◆ Do this
Pick out the lines in the listing below that contain the word "figurine" and copy them.

◆ Records to process
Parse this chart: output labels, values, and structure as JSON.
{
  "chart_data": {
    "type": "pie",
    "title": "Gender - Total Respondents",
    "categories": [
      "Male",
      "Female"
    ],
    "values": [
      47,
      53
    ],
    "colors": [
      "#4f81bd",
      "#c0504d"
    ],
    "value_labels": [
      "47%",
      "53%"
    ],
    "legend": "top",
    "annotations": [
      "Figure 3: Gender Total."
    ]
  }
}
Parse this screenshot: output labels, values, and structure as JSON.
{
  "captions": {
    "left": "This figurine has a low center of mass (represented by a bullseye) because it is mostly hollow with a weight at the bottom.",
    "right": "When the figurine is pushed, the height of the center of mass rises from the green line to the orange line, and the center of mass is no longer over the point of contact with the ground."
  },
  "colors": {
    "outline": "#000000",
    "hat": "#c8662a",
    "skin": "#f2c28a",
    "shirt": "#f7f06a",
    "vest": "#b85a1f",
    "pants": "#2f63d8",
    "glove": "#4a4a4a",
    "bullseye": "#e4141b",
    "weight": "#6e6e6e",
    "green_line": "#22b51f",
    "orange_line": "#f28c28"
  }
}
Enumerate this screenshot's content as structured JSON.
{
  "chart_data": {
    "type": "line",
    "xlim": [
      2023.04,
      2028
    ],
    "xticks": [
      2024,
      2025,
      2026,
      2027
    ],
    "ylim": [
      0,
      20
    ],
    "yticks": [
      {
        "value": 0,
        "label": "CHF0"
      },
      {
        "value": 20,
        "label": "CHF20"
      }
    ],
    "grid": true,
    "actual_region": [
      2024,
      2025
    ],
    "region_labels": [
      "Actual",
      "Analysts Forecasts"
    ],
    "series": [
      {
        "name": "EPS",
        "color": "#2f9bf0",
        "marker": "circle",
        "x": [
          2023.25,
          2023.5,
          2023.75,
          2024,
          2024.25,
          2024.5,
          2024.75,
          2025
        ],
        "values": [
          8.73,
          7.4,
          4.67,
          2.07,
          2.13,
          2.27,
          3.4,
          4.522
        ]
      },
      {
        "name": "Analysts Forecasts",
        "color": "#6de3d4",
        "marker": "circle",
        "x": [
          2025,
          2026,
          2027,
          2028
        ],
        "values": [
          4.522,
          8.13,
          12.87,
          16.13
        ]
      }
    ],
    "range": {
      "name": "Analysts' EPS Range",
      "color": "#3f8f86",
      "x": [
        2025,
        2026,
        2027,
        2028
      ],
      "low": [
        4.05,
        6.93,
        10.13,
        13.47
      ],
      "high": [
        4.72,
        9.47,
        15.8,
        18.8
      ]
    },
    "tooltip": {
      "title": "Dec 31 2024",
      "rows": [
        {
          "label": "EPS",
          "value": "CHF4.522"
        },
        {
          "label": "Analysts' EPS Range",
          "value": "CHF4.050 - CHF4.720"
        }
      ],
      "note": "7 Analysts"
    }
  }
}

◆ Response to the task
    "left": "This figurine has a low center of mass (represented by a bullseye) because it is mostly hollow with a weight at the bottom.",
    "right": "When the figurine is pushed, the height of the center of mass rises from the green line to the orange line, and the center of mass is no longer over the point of contact with the ground."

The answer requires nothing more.